2009年夏、「mixiアプリ」のサービスが始まった。ゲームやチャットなどでユーザ同士のつながりをより楽しく、便利にするソーシャルアプリケーションが続々とリリースされている。ジークレストもこの新しいプラットフォームに参入した1社。
mixi アプリの運用のために選んだのが、日立ソフトの『Game Cloud Service』。これからのオンライン・ゲームビジネスを全面的にバックアップする、確かな品質の国産クラウド・サービスだ。

オンライン・ゲーム業界にクラウドの風が吹く

 mixiアプリでは、ネットワーク・インフラは登録プロバイダが用意するのが原則。mixiはあくまでも“入口”を用意するにすぎず、実際のゲームは、プロバイダが用意するサーバ上で動くことになる。それでも、mixiが持つ1,600万人ともいわれるユーザ数は魅力で、これまでPCや携帯向けにオンライン・ゲームを開発・配信してきたプロバイダが、こぞって参入し、ユーザの獲得を競っている。

 オンライン・エンタティンメントの総合企業をめざすジークレストでも、12月に「バルビレッジ2formixi」をリリースした。「バルビレッジ」は、フクロウとクマが組み合わさった不思議なキャラクタ「オウルベア」を操り、着せ替えやゲームが楽しめるコミュニケーションアプリ。これまでのPCプラットフォームでは累計100万人のユーザを獲得していた。mixi版ではマイミク同士でのチャットやユーザ評価機能など、コミュニケーション機能が強化されている。

— データ抜粋 —
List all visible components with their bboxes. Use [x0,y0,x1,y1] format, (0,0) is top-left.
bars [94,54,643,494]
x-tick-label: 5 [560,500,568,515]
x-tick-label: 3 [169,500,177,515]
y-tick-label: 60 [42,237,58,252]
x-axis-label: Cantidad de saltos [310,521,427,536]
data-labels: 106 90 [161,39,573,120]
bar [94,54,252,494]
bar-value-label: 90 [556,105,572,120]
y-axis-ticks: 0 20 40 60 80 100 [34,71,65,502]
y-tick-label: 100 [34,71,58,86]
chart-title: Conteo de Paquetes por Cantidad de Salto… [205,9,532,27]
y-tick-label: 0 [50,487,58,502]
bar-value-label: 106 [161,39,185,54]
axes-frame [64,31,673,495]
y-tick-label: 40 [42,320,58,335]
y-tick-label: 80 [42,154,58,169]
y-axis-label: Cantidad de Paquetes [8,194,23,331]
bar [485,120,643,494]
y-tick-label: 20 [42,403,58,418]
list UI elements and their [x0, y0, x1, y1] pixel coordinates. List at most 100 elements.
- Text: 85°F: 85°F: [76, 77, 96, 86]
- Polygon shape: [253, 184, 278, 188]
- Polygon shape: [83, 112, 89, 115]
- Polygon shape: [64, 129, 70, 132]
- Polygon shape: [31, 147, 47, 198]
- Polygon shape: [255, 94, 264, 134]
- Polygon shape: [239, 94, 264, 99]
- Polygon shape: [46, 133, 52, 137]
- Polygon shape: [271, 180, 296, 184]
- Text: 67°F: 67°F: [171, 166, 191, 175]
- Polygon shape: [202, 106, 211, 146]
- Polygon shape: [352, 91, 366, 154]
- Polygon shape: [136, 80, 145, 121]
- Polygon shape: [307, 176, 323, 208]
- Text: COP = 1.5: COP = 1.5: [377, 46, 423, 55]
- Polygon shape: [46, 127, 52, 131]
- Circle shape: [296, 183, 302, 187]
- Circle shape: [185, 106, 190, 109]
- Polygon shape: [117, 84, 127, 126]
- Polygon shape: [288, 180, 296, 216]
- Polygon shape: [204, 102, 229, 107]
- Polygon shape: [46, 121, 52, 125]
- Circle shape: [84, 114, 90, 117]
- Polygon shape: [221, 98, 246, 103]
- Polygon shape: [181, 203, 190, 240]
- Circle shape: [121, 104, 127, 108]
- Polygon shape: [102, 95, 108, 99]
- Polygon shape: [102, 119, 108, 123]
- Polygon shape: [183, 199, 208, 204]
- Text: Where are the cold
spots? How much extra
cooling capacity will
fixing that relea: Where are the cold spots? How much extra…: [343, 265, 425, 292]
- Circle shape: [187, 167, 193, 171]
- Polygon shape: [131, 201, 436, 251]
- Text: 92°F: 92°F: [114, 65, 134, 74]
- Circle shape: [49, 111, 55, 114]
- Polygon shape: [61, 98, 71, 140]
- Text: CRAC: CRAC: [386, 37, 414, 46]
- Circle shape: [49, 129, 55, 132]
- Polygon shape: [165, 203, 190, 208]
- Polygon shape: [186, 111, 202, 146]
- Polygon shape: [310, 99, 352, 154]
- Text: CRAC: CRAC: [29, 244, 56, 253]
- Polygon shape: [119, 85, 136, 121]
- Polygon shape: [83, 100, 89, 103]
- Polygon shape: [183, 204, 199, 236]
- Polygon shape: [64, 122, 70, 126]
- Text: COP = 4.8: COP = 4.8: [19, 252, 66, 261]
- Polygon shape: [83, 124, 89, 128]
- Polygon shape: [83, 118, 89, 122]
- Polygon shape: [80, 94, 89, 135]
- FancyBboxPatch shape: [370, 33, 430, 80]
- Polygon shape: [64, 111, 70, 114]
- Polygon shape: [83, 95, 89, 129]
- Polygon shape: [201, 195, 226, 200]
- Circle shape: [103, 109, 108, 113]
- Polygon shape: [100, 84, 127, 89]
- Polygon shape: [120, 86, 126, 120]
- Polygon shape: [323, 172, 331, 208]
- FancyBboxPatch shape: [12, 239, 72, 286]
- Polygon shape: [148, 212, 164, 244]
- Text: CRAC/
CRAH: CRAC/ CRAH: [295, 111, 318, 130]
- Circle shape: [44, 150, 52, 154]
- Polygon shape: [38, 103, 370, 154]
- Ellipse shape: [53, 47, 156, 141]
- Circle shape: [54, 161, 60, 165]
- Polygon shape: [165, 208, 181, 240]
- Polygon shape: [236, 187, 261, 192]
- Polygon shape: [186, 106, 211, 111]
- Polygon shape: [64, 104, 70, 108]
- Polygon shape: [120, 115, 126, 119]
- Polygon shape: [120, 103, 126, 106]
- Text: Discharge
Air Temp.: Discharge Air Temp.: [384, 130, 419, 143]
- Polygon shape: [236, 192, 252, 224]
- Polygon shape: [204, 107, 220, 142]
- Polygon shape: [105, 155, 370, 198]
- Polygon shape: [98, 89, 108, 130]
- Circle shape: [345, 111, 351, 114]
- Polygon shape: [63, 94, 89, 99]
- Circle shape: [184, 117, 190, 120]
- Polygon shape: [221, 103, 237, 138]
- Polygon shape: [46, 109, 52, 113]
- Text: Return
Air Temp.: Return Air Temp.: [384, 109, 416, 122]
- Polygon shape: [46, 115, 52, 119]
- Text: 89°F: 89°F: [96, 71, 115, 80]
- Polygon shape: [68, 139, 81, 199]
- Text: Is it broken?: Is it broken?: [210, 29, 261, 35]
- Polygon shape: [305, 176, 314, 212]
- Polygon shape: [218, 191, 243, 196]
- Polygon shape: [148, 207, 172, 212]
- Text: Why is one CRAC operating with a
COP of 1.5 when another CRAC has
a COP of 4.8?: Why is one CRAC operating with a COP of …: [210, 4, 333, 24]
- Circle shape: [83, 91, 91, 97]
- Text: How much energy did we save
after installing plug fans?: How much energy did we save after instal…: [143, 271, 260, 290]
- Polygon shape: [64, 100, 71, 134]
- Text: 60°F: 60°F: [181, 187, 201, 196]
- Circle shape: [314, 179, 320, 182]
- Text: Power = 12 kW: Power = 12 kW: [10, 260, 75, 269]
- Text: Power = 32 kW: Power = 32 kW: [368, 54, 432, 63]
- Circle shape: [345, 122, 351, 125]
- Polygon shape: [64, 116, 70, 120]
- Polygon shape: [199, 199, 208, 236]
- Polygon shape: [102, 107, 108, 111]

— 出題 —
mixiアプリの記事の続きを、最後の文の後から書き上げてください。 項目はここでは使わない。

— 正解 —
 ジークレストはこれとは別に2006年からオンラインゲームポータルサイト「@games」を運営しているが、サーバの調達・運用は自社で行っていた。mixiアプリのリリースでも当初はその方法も検討されたが、そこにクラウド・コンピューティングの風が吹いてきた。
「クラウドについては、昨年 @games の英語版サービスを北米中心に展開することになり、そのインフラとしてAmazonEC2のサービスを利用したのが初めての経験でした。北米に限ったサービスならレスポンスも問題ないという感触を得ており、国内のサービスにおいても、クラウドの検討を始めることになりました」

 と言うのは、システム開発部運用グループの中野武志チームマネージャーだ。

サーバ購入では変動リスクに対応できない

 なぜクラウドの検討が重要課題になったのか。それは、自前のデータセンタで運用するのであれ、データセンタにハウジングやホスティングするのであれ、リアルにサーバインフラを持つ場合、いくつかのリスクが避けられないからだ。

写真: 中野 武志 氏

システム開発部
運用グループ
チームマネージャー
中野 武志 氏

「オンライン・ゲームは実際に稼働してみなければ、ヒットするかどうかわからないもの。リリース当初はユーザが殺到するが、すぐに飽きられ急減してしまうタイトルも少なくありません。
 変動要因の多い事業ではあるものの、最初からサーバへの負荷が逼迫してゲームが動かないのでは元も子もありませんから、ある程度のサーバリソースを充てざるをえない。これを自前で準備するとなると、初期投資額がかさむのは避けられない宿命のようなものでした」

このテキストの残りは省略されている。